> _YOUR INSTRUCTIONS_
Across the entries below, how many lines contain the string "Years"? Give only the count.

>> Start DATA ROWS

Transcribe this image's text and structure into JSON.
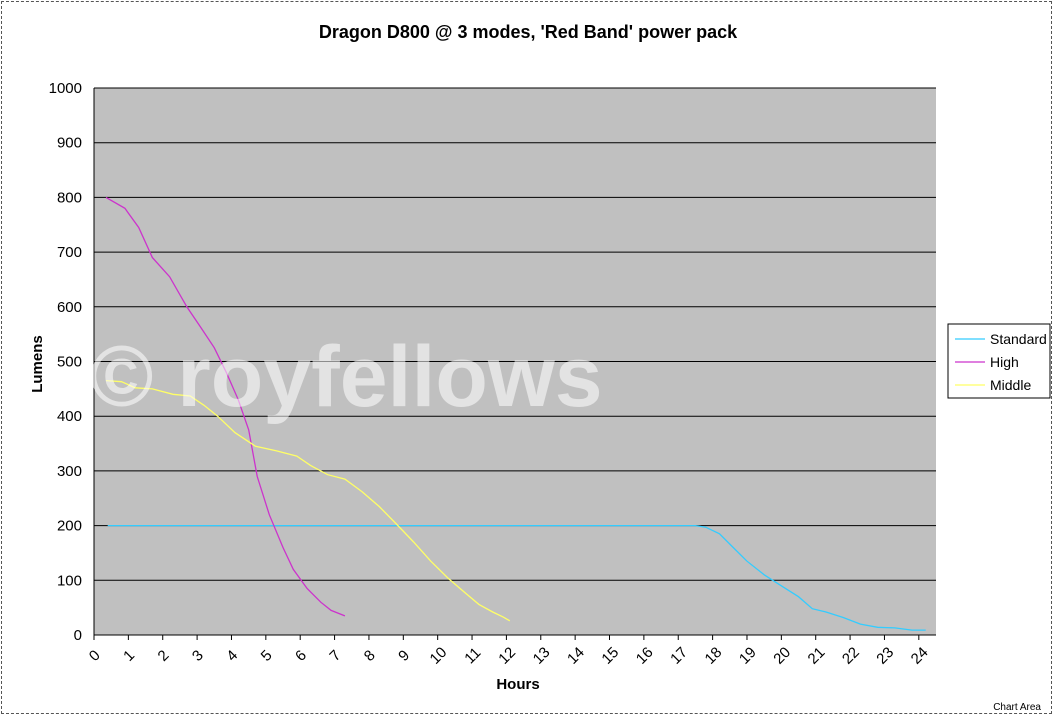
{
  "chart_data": {
    "type": "line",
    "title": "Dragon D800 @ 3 modes, 'Red Band' power pack",
    "xlabel": "Hours",
    "ylabel": "Lumens",
    "xlim": [
      0,
      24.5
    ],
    "ylim": [
      0,
      1000
    ],
    "x_ticks": [
      "0",
      "1",
      "2",
      "3",
      "4",
      "5",
      "6",
      "7",
      "8",
      "9",
      "10",
      "11",
      "12",
      "13",
      "14",
      "15",
      "16",
      "17",
      "18",
      "19",
      "20",
      "21",
      "22",
      "23",
      "24"
    ],
    "y_ticks": [
      "0",
      "100",
      "200",
      "300",
      "400",
      "500",
      "600",
      "700",
      "800",
      "900",
      "1000"
    ],
    "grid": true,
    "legend_position": "right",
    "plot_background": "#c0c0c0",
    "series": [
      {
        "name": "Standard",
        "color": "#33ccff",
        "points": [
          [
            0.4,
            200
          ],
          [
            17.5,
            200
          ],
          [
            17.8,
            197
          ],
          [
            18.2,
            185
          ],
          [
            18.6,
            160
          ],
          [
            19.0,
            135
          ],
          [
            19.5,
            110
          ],
          [
            20.0,
            90
          ],
          [
            20.5,
            70
          ],
          [
            20.9,
            48
          ],
          [
            21.3,
            42
          ],
          [
            21.8,
            32
          ],
          [
            22.3,
            20
          ],
          [
            22.8,
            14
          ],
          [
            23.3,
            13
          ],
          [
            23.8,
            9
          ],
          [
            24.2,
            9
          ]
        ]
      },
      {
        "name": "High",
        "color": "#cc33cc",
        "points": [
          [
            0.35,
            800
          ],
          [
            0.9,
            780
          ],
          [
            1.3,
            745
          ],
          [
            1.7,
            690
          ],
          [
            2.2,
            655
          ],
          [
            2.7,
            600
          ],
          [
            3.1,
            563
          ],
          [
            3.5,
            525
          ],
          [
            3.85,
            480
          ],
          [
            4.2,
            430
          ],
          [
            4.5,
            375
          ],
          [
            4.75,
            290
          ],
          [
            5.1,
            220
          ],
          [
            5.5,
            160
          ],
          [
            5.8,
            120
          ],
          [
            6.2,
            85
          ],
          [
            6.6,
            60
          ],
          [
            6.9,
            45
          ],
          [
            7.3,
            35
          ]
        ]
      },
      {
        "name": "Middle",
        "color": "#ffff66",
        "points": [
          [
            0.35,
            465
          ],
          [
            0.8,
            463
          ],
          [
            1.2,
            452
          ],
          [
            1.7,
            450
          ],
          [
            2.3,
            440
          ],
          [
            2.8,
            437
          ],
          [
            3.2,
            420
          ],
          [
            3.6,
            400
          ],
          [
            4.1,
            370
          ],
          [
            4.7,
            345
          ],
          [
            5.3,
            337
          ],
          [
            5.9,
            327
          ],
          [
            6.3,
            310
          ],
          [
            6.8,
            293
          ],
          [
            7.3,
            285
          ],
          [
            7.8,
            262
          ],
          [
            8.3,
            235
          ],
          [
            8.8,
            203
          ],
          [
            9.3,
            170
          ],
          [
            9.8,
            135
          ],
          [
            10.3,
            104
          ],
          [
            10.8,
            77
          ],
          [
            11.2,
            56
          ],
          [
            11.6,
            42
          ],
          [
            11.9,
            33
          ],
          [
            12.1,
            26
          ]
        ]
      }
    ]
  },
  "watermark": "© royfellows",
  "corner_label": "Chart Area"
}
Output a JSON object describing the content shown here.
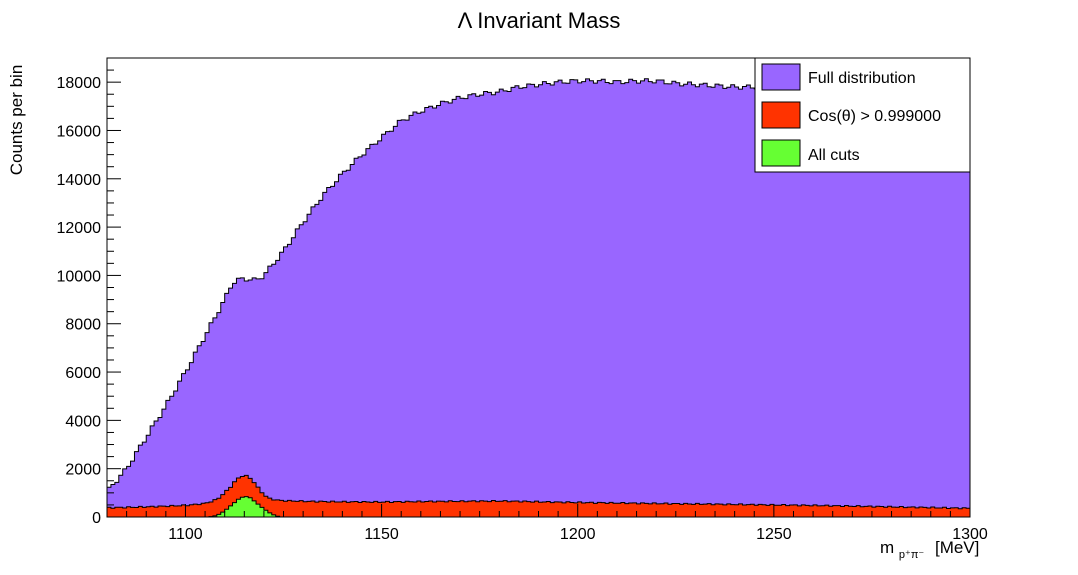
{
  "chart_data": {
    "type": "bar",
    "title": "Λ Invariant Mass",
    "xlabel_main": "m",
    "xlabel_sub": "p⁺π⁻",
    "xlabel_unit": "[MeV]",
    "ylabel": "Counts per bin",
    "xlim": [
      1080,
      1300
    ],
    "ylim": [
      0,
      19000
    ],
    "x_ticks": [
      1100,
      1150,
      1200,
      1250,
      1300
    ],
    "y_ticks": [
      0,
      2000,
      4000,
      6000,
      8000,
      10000,
      12000,
      14000,
      16000,
      18000
    ],
    "legend_position": "top-right",
    "grid": false,
    "series": [
      {
        "name": "Full distribution",
        "color": "#9966ff",
        "x": [
          1080,
          1085,
          1090,
          1095,
          1100,
          1105,
          1110,
          1112,
          1114,
          1116,
          1118,
          1120,
          1125,
          1130,
          1135,
          1140,
          1145,
          1150,
          1155,
          1160,
          1165,
          1170,
          1175,
          1180,
          1185,
          1190,
          1195,
          1200,
          1205,
          1210,
          1215,
          1220,
          1225,
          1230,
          1235,
          1240,
          1245,
          1250,
          1260,
          1270,
          1280,
          1290,
          1300
        ],
        "y": [
          1050,
          2000,
          3300,
          4600,
          6000,
          7500,
          9000,
          9700,
          9850,
          9850,
          9800,
          10000,
          11000,
          12200,
          13300,
          14200,
          15000,
          15700,
          16400,
          16800,
          17100,
          17350,
          17500,
          17600,
          17800,
          17900,
          18000,
          18050,
          18050,
          18000,
          18050,
          18050,
          17950,
          17900,
          17850,
          17800,
          17800,
          17750,
          17700,
          17650,
          17600,
          17550,
          17500
        ]
      },
      {
        "name": "Cos(θ) > 0.999000",
        "color": "#ff3300",
        "x": [
          1080,
          1090,
          1100,
          1105,
          1108,
          1111,
          1113,
          1115,
          1117,
          1119,
          1121,
          1124,
          1130,
          1140,
          1150,
          1160,
          1170,
          1180,
          1200,
          1220,
          1240,
          1260,
          1280,
          1300
        ],
        "y": [
          380,
          420,
          480,
          560,
          720,
          1150,
          1550,
          1750,
          1550,
          1100,
          780,
          680,
          650,
          630,
          620,
          640,
          650,
          660,
          600,
          560,
          520,
          480,
          420,
          360
        ]
      },
      {
        "name": "All cuts",
        "color": "#66ff33",
        "x": [
          1106,
          1108,
          1110,
          1112,
          1114,
          1116,
          1118,
          1120,
          1122,
          1124
        ],
        "y": [
          0,
          60,
          250,
          530,
          800,
          860,
          600,
          330,
          120,
          0
        ]
      }
    ]
  }
}
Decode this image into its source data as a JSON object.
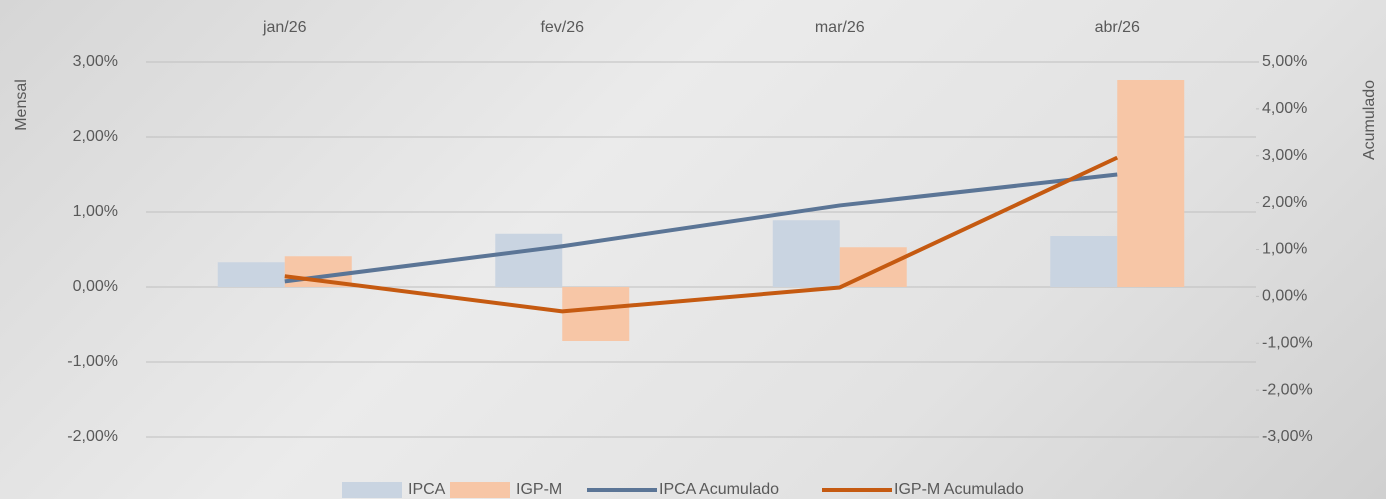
{
  "chart_data": {
    "type": "combo",
    "categories": [
      "jan/26",
      "fev/26",
      "mar/26",
      "abr/26"
    ],
    "y_label": "Mensal",
    "y2_label": "Acumulado",
    "ylim": [
      -2,
      3
    ],
    "yticks": [
      {
        "value": -2,
        "label": "-2,00%"
      },
      {
        "value": -1,
        "label": "-1,00%"
      },
      {
        "value": 0,
        "label": "0,00%"
      },
      {
        "value": 1,
        "label": "1,00%"
      },
      {
        "value": 2,
        "label": "2,00%"
      },
      {
        "value": 3,
        "label": "3,00%"
      }
    ],
    "y2lim": [
      -3,
      5
    ],
    "y2ticks": [
      {
        "value": -3,
        "label": "-3,00%"
      },
      {
        "value": -2,
        "label": "-2,00%"
      },
      {
        "value": -1,
        "label": "-1,00%"
      },
      {
        "value": 0,
        "label": "0,00%"
      },
      {
        "value": 1,
        "label": "1,00%"
      },
      {
        "value": 2,
        "label": "2,00%"
      },
      {
        "value": 3,
        "label": "3,00%"
      },
      {
        "value": 4,
        "label": "4,00%"
      },
      {
        "value": 5,
        "label": "5,00%"
      }
    ],
    "grid": true,
    "series": [
      {
        "name": "IPCA",
        "type": "bar",
        "color": "#c9d4e1",
        "values": [
          0.33,
          0.71,
          0.89,
          0.68
        ]
      },
      {
        "name": "IGP-M",
        "type": "bar",
        "color": "#f7c6a6",
        "values": [
          0.41,
          -0.72,
          0.53,
          2.76
        ]
      },
      {
        "name": "IPCA Acumulado",
        "type": "line",
        "axis": "y2",
        "color": "#5b7596",
        "values": [
          0.32,
          1.07,
          1.94,
          2.6
        ]
      },
      {
        "name": "IGP-M Acumulado",
        "type": "line",
        "axis": "y2",
        "color": "#c55a11",
        "values": [
          0.43,
          -0.32,
          0.19,
          2.96
        ]
      }
    ]
  }
}
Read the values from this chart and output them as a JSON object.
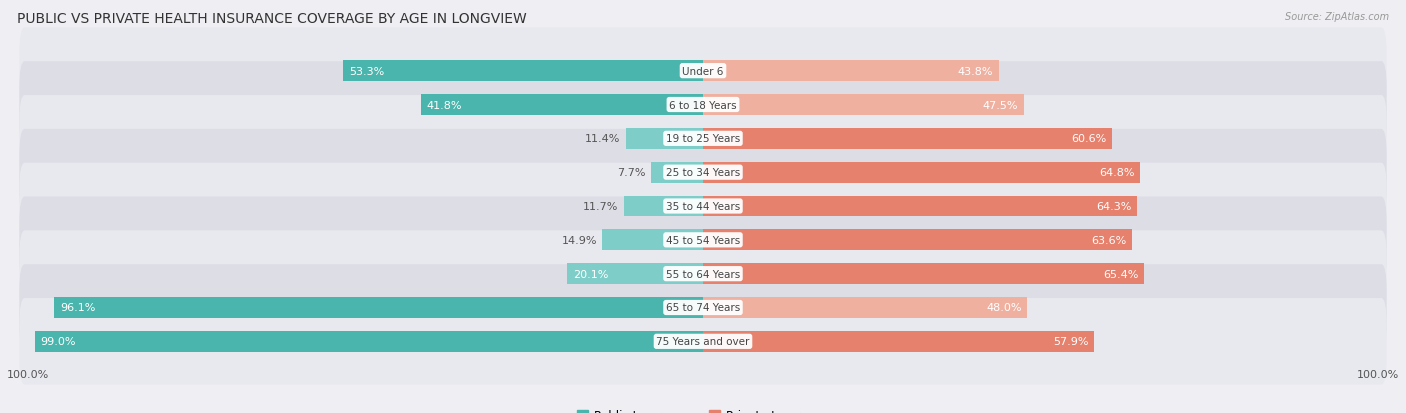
{
  "title": "PUBLIC VS PRIVATE HEALTH INSURANCE COVERAGE BY AGE IN LONGVIEW",
  "source": "Source: ZipAtlas.com",
  "categories": [
    "Under 6",
    "6 to 18 Years",
    "19 to 25 Years",
    "25 to 34 Years",
    "35 to 44 Years",
    "45 to 54 Years",
    "55 to 64 Years",
    "65 to 74 Years",
    "75 Years and over"
  ],
  "public_values": [
    53.3,
    41.8,
    11.4,
    7.7,
    11.7,
    14.9,
    20.1,
    96.1,
    99.0
  ],
  "private_values": [
    43.8,
    47.5,
    60.6,
    64.8,
    64.3,
    63.6,
    65.4,
    48.0,
    57.9
  ],
  "public_color": "#4ab5ac",
  "private_color": "#e5816d",
  "public_color_light": "#7ecdc8",
  "private_color_light": "#f0b0a0",
  "public_label": "Public Insurance",
  "private_label": "Private Insurance",
  "background_color": "#eeeef3",
  "row_colors": [
    "#e8e8ef",
    "#dddde6"
  ],
  "bar_height": 0.62,
  "title_fontsize": 10,
  "label_fontsize": 8,
  "category_fontsize": 7.5,
  "legend_fontsize": 8.5,
  "source_fontsize": 7
}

>> End DATA ROWS

> _SOLUTION TO THIS PROBLEM_
8